→ What you should do
Reproduce the records below exactly as they appear.
--- START OF Exercise inputs ---
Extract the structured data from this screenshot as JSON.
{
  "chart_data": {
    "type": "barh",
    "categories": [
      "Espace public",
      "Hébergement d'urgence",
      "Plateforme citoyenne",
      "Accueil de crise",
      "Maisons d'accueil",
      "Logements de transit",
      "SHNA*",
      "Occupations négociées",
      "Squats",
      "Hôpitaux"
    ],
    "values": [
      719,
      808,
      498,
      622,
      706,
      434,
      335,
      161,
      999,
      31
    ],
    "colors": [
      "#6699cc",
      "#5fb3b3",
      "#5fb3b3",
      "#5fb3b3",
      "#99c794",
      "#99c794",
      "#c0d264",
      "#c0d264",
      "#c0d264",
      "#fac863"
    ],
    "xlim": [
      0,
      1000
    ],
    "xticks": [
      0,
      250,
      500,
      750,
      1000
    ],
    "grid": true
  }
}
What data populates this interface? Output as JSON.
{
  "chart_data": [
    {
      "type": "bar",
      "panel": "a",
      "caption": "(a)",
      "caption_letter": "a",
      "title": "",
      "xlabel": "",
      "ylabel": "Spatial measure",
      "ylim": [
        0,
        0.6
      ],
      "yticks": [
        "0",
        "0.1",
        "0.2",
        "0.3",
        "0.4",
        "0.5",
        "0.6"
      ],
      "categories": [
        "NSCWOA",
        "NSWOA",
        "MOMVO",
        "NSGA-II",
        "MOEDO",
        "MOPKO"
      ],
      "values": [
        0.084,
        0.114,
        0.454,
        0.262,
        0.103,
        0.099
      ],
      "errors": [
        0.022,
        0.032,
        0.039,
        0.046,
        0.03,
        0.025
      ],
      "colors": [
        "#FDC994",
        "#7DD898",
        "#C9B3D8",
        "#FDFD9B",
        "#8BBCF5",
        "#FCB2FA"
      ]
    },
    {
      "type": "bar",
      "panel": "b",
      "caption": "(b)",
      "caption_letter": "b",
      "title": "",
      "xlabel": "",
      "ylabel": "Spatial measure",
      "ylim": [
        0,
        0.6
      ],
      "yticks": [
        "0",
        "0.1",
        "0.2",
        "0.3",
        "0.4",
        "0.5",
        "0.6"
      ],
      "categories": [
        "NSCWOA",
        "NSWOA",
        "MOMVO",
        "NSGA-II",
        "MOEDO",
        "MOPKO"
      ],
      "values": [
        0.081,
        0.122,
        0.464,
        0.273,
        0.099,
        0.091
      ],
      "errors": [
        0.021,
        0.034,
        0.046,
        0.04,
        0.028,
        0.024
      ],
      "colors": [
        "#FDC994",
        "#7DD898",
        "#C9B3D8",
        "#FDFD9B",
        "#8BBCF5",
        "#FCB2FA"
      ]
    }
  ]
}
--- END OF Exercise inputs ---
→ Task result
Extract the structured data from this screenshot as JSON.
{
  "chart_data": {
    "type": "barh",
    "categories": [
      "Espace public",
      "Hébergement d'urgence",
      "Plateforme citoyenne",
      "Accueil de crise",
      "Maisons d'accueil",
      "Logements de transit",
      "SHNA*",
      "Occupations négociées",
      "Squats",
      "Hôpitaux"
    ],
    "values": [
      719,
      808,
      498,
      622,
      706,
      434,
      335,
      161,
      999,
      31
    ],
    "colors": [
      "#6699cc",
      "#5fb3b3",
      "#5fb3b3",
      "#5fb3b3",
      "#99c794",
      "#99c794",
      "#c0d264",
      "#c0d264",
      "#c0d264",
      "#fac863"
    ],
    "xlim": [
      0,
      1000
    ],
    "xticks": [
      0,
      250,
      500,
      750,
      1000
    ],
    "grid": true
  }
}
What data populates this interface? Output as JSON.
{
  "chart_data": [
    {
      "type": "bar",
      "panel": "a",
      "caption": "(a)",
      "caption_letter": "a",
      "title": "",
      "xlabel": "",
      "ylabel": "Spatial measure",
      "ylim": [
        0,
        0.6
      ],
      "yticks": [
        "0",
        "0.1",
        "0.2",
        "0.3",
        "0.4",
        "0.5",
        "0.6"
      ],
      "categories": [
        "NSCWOA",
        "NSWOA",
        "MOMVO",
        "NSGA-II",
        "MOEDO",
        "MOPKO"
      ],
      "values": [
        0.084,
        0.114,
        0.454,
        0.262,
        0.103,
        0.099
      ],
      "errors": [
        0.022,
        0.032,
        0.039,
        0.046,
        0.03,
        0.025
      ],
      "colors": [
        "#FDC994",
        "#7DD898",
        "#C9B3D8",
        "#FDFD9B",
        "#8BBCF5",
        "#FCB2FA"
      ]
    },
    {
      "type": "bar",
      "panel": "b",
      "caption": "(b)",
      "caption_letter": "b",
      "title": "",
      "xlabel": "",
      "ylabel": "Spatial measure",
      "ylim": [
        0,
        0.6
      ],
      "yticks": [
        "0",
        "0.1",
        "0.2",
        "0.3",
        "0.4",
        "0.5",
        "0.6"
      ],
      "categories": [
        "NSCWOA",
        "NSWOA",
        "MOMVO",
        "NSGA-II",
        "MOEDO",
        "MOPKO"
      ],
      "values": [
        0.081,
        0.122,
        0.464,
        0.273,
        0.099,
        0.091
      ],
      "errors": [
        0.021,
        0.034,
        0.046,
        0.04,
        0.028,
        0.024
      ],
      "colors": [
        "#FDC994",
        "#7DD898",
        "#C9B3D8",
        "#FDFD9B",
        "#8BBCF5",
        "#FCB2FA"
      ]
    }
  ]
}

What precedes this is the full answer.